## Begin

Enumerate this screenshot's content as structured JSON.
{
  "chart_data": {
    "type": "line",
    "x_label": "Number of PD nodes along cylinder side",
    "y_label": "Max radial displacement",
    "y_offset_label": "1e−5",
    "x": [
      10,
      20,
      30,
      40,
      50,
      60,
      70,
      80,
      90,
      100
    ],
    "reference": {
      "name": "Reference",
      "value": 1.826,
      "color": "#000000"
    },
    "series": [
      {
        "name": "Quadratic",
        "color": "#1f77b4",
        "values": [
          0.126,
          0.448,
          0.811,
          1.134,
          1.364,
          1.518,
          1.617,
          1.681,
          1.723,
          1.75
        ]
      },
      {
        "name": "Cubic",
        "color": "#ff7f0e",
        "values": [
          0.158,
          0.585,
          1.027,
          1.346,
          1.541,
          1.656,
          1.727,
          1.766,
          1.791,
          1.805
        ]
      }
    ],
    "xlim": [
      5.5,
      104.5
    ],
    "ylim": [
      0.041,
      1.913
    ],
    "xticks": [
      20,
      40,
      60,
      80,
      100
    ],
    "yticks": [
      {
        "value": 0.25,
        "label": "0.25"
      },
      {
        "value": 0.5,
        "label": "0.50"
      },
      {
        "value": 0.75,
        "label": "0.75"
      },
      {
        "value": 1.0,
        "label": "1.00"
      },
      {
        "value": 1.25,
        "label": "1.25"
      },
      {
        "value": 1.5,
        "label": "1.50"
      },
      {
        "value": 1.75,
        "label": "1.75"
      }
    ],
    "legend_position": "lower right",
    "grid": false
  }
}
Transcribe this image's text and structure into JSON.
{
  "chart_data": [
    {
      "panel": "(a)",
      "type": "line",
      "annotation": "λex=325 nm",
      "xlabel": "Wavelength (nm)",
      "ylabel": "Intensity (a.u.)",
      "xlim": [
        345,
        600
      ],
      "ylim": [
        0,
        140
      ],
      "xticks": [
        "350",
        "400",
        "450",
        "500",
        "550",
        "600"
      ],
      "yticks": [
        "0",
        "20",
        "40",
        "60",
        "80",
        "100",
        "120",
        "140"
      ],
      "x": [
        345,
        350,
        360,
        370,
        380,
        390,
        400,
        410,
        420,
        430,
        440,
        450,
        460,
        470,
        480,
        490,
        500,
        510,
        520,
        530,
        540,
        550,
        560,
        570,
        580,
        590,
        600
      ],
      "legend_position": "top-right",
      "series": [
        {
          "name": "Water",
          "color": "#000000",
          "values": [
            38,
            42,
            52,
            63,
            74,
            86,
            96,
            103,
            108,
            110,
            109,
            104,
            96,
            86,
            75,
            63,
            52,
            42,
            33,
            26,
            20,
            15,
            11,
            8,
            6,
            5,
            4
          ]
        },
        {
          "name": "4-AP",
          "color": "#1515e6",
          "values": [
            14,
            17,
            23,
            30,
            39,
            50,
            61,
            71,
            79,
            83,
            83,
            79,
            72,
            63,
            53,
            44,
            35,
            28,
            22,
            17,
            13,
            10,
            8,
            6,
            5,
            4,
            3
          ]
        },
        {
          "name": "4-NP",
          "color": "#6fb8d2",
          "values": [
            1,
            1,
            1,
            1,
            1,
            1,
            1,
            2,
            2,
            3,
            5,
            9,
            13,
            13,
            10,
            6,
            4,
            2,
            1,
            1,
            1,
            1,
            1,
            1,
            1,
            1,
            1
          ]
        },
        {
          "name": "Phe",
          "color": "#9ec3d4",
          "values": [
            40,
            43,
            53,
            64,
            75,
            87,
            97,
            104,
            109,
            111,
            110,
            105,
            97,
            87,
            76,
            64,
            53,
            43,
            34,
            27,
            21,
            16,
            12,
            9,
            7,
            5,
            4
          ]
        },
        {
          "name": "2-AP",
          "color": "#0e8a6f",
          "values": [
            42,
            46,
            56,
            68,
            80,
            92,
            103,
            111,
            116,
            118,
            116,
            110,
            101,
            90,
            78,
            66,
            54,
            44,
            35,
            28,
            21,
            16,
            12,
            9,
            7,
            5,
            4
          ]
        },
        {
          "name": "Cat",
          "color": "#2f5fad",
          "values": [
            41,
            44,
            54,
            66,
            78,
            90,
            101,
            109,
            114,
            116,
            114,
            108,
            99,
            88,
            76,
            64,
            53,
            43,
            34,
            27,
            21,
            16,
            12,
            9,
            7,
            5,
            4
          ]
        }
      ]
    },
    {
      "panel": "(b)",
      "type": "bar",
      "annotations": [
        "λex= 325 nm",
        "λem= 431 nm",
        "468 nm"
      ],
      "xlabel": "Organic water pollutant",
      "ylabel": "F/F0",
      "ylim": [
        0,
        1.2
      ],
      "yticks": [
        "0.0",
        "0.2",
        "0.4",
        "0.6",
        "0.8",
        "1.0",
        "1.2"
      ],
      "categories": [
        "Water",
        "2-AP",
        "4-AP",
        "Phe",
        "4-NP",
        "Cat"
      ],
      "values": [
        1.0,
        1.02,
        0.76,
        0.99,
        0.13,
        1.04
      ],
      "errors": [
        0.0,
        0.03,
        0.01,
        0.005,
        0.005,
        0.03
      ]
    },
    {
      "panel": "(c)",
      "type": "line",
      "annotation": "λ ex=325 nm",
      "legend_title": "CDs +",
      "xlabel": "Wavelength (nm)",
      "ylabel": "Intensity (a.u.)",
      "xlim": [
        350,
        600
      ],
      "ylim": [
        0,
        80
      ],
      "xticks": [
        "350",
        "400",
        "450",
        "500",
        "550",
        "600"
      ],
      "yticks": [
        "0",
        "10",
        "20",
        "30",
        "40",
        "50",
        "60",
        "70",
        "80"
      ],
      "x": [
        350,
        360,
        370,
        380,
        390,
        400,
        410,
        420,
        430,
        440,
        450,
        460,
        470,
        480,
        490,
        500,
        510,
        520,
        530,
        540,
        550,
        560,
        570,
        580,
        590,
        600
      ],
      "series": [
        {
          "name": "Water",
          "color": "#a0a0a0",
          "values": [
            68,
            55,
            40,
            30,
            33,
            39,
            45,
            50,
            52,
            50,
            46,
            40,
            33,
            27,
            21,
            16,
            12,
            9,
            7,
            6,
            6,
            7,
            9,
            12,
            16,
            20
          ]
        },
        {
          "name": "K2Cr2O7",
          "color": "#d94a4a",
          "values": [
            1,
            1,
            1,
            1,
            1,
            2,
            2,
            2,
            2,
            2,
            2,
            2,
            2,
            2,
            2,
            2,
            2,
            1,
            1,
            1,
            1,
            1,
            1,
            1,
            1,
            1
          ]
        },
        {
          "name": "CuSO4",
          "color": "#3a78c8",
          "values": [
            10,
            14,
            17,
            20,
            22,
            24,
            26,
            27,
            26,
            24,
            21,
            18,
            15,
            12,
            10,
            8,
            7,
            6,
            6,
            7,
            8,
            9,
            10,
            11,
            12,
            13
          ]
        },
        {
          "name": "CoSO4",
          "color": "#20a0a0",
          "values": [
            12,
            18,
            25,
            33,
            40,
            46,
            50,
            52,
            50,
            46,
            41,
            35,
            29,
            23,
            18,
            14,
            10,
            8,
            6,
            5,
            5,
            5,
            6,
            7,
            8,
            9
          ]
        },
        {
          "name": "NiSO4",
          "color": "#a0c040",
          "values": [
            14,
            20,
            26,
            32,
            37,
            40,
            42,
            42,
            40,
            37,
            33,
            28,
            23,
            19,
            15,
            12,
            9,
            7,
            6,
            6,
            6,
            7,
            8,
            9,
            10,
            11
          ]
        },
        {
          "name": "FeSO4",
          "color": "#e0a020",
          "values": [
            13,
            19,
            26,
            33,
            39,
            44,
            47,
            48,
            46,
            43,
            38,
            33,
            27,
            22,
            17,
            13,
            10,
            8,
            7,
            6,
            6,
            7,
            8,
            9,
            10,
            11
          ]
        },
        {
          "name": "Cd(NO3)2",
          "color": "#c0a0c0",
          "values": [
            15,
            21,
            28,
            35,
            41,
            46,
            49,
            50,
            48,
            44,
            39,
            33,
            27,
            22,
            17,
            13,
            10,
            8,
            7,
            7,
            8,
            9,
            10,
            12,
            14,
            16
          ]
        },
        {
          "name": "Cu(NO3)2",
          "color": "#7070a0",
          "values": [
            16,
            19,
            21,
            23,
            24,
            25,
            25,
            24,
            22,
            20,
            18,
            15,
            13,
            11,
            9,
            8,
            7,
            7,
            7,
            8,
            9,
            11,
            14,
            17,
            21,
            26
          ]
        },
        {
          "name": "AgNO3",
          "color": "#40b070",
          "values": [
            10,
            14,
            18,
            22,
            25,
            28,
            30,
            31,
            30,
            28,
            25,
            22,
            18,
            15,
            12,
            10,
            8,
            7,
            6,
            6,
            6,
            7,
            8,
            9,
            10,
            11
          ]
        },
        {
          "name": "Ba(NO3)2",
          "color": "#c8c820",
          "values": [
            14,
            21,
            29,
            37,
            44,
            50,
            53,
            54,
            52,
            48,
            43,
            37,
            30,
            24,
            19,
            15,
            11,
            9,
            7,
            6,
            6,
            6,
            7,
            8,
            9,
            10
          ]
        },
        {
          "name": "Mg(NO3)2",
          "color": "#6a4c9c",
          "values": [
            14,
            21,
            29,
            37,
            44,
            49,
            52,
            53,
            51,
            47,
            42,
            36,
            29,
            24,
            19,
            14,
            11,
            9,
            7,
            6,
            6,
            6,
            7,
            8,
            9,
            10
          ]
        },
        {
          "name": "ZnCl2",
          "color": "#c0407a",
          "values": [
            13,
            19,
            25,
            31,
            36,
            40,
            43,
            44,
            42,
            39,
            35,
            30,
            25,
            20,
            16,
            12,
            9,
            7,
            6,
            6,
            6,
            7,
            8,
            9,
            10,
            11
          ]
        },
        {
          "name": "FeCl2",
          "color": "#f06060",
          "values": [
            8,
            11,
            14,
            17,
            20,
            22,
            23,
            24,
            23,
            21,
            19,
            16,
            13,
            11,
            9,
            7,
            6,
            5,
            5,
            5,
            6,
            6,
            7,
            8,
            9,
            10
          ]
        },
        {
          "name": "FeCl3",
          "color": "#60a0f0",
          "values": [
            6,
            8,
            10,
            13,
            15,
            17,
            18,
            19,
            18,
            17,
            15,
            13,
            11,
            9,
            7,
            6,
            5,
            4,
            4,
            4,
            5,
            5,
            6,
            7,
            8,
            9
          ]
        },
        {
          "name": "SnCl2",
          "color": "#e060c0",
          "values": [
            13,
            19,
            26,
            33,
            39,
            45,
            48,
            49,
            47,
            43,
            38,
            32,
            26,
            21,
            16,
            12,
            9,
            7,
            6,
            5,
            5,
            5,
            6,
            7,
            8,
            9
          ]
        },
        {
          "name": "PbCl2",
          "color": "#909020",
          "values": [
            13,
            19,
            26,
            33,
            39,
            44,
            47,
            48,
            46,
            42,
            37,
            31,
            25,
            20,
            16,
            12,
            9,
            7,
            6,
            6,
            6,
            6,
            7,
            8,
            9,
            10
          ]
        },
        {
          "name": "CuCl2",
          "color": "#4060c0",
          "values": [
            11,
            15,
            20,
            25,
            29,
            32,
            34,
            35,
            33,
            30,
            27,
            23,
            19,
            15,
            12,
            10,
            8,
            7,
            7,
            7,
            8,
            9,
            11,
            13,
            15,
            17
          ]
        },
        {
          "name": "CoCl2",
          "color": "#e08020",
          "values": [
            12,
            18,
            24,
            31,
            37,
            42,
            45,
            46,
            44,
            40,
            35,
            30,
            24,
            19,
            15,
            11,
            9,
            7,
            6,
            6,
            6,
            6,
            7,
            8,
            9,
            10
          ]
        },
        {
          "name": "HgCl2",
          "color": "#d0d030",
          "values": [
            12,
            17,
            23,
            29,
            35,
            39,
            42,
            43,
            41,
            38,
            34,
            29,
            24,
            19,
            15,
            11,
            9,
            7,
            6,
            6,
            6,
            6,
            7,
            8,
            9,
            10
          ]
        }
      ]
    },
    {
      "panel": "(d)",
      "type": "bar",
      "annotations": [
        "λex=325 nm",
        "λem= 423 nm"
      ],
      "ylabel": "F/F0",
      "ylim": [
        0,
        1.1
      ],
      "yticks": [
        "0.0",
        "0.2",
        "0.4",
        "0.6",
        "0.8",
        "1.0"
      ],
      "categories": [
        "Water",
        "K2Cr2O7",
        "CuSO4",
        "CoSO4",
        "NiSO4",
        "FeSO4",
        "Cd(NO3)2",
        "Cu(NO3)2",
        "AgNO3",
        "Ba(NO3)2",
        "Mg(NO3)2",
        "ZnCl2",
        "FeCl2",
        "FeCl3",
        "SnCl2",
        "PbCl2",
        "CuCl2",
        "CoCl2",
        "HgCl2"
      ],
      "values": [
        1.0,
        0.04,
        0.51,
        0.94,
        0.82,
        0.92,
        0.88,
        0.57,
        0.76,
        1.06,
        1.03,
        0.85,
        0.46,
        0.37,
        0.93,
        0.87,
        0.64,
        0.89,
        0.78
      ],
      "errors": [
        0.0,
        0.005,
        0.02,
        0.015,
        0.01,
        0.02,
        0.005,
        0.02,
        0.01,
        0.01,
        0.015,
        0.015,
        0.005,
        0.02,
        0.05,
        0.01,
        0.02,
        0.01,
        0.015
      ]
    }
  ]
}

## End

* _Stated exercise_
Using the entries above, state how many lines include the word "this", with no other words.

* _Result of the task_
2